** Start of Data for this exercise **

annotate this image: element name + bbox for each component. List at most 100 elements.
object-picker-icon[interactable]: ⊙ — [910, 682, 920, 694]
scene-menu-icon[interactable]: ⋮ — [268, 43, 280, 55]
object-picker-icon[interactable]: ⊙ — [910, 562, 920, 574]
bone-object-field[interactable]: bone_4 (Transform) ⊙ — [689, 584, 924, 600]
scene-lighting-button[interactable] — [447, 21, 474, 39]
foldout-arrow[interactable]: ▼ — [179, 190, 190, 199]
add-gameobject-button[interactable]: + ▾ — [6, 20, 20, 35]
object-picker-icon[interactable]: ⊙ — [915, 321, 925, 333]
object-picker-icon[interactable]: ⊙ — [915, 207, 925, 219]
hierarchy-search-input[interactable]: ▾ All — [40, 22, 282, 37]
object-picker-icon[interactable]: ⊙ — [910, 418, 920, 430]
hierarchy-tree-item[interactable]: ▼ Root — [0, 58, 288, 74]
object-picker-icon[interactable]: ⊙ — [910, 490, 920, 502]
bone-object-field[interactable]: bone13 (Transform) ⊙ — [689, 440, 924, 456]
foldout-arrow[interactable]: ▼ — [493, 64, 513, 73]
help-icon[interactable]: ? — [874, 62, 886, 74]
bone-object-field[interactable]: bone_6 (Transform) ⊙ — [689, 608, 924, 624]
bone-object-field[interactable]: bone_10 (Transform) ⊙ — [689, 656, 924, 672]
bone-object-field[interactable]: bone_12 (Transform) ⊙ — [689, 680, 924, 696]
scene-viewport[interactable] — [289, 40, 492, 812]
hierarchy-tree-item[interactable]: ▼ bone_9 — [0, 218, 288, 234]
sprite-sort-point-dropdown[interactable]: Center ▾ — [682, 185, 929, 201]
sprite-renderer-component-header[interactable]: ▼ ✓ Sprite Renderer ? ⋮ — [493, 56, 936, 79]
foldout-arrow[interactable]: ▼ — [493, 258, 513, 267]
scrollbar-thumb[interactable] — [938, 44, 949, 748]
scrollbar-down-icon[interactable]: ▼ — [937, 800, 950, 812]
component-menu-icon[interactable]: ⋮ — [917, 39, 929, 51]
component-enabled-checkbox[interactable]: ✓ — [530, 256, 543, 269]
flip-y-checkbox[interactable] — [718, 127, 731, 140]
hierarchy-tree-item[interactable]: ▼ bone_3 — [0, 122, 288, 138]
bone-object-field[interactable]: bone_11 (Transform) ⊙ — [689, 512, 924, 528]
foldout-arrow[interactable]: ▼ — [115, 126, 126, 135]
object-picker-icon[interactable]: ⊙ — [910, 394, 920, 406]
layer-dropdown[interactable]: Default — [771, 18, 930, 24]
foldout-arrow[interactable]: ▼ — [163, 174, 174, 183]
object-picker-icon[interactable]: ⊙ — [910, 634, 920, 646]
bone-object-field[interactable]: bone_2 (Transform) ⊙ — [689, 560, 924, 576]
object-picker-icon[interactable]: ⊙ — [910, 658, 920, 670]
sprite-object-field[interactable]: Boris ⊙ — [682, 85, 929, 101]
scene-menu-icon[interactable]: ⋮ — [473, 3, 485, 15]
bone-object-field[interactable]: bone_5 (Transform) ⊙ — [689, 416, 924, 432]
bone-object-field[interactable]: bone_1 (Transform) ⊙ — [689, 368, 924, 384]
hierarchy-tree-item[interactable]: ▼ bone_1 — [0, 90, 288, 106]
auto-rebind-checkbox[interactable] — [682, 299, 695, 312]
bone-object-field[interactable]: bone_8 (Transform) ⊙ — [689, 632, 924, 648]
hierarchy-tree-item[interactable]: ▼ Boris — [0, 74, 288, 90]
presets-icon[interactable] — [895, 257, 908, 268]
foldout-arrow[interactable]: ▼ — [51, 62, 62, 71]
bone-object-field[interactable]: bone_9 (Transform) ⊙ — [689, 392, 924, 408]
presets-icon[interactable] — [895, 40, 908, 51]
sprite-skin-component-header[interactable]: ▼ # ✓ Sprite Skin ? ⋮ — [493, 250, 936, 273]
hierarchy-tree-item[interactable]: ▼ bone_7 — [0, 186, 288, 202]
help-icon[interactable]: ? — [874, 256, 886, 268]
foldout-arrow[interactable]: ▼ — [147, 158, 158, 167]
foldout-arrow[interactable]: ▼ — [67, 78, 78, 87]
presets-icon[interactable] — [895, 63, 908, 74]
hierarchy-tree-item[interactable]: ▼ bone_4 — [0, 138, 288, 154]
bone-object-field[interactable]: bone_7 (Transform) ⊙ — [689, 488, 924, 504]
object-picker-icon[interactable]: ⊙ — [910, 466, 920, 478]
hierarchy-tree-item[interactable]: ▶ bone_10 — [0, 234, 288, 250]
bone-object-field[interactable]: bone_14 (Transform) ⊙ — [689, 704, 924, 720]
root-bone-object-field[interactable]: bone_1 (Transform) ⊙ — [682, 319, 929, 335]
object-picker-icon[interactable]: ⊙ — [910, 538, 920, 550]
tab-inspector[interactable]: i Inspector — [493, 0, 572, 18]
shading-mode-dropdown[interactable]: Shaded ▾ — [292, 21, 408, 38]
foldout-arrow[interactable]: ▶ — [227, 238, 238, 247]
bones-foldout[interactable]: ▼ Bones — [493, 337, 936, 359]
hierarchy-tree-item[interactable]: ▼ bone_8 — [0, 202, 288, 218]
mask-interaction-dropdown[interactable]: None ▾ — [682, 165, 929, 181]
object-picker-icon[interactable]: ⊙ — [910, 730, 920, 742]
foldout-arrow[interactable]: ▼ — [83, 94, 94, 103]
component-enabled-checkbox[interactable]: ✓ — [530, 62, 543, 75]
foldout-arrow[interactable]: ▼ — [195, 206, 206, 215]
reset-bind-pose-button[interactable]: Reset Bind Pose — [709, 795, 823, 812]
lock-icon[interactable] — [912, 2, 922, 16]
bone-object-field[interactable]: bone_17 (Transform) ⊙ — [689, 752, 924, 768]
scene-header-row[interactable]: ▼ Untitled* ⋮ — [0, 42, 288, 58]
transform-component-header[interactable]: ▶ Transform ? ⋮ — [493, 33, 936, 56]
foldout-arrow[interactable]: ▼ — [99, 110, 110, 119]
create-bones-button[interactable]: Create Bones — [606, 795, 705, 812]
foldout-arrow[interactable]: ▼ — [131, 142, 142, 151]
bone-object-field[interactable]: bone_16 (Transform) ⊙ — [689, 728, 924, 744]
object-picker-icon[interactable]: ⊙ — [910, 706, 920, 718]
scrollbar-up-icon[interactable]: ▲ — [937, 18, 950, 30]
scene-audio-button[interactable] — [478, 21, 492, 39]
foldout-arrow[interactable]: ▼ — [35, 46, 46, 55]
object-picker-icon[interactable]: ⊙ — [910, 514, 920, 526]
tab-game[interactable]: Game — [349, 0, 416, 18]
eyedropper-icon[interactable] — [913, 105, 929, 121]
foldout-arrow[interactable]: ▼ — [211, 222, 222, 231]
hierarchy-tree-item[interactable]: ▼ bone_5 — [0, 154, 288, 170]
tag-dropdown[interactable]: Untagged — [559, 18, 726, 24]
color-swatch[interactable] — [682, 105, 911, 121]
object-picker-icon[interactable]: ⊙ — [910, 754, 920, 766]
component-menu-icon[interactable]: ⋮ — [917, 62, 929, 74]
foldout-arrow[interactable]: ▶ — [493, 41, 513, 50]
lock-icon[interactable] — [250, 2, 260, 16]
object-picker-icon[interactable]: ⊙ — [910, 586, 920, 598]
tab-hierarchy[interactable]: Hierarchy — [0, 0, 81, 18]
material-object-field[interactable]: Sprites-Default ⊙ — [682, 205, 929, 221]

** End of Data for this exercise **

**Task description**:
Rewrite the records from their start through the line containing "object-picker-icon[interactable]: ⊙ — [910, 490, 920, 502]", swapping "foldout-arrow" for "expand-arrow" and changing nothing else.

**Correct answer**:
annotate this image: element name + bbox for each component. List at most 100 elements.
object-picker-icon[interactable]: ⊙ — [910, 682, 920, 694]
scene-menu-icon[interactable]: ⋮ — [268, 43, 280, 55]
object-picker-icon[interactable]: ⊙ — [910, 562, 920, 574]
bone-object-field[interactable]: bone_4 (Transform) ⊙ — [689, 584, 924, 600]
scene-lighting-button[interactable] — [447, 21, 474, 39]
expand-arrow[interactable]: ▼ — [179, 190, 190, 199]
add-gameobject-button[interactable]: + ▾ — [6, 20, 20, 35]
object-picker-icon[interactable]: ⊙ — [915, 321, 925, 333]
object-picker-icon[interactable]: ⊙ — [915, 207, 925, 219]
hierarchy-search-input[interactable]: ▾ All — [40, 22, 282, 37]
object-picker-icon[interactable]: ⊙ — [910, 418, 920, 430]
hierarchy-tree-item[interactable]: ▼ Root — [0, 58, 288, 74]
object-picker-icon[interactable]: ⊙ — [910, 490, 920, 502]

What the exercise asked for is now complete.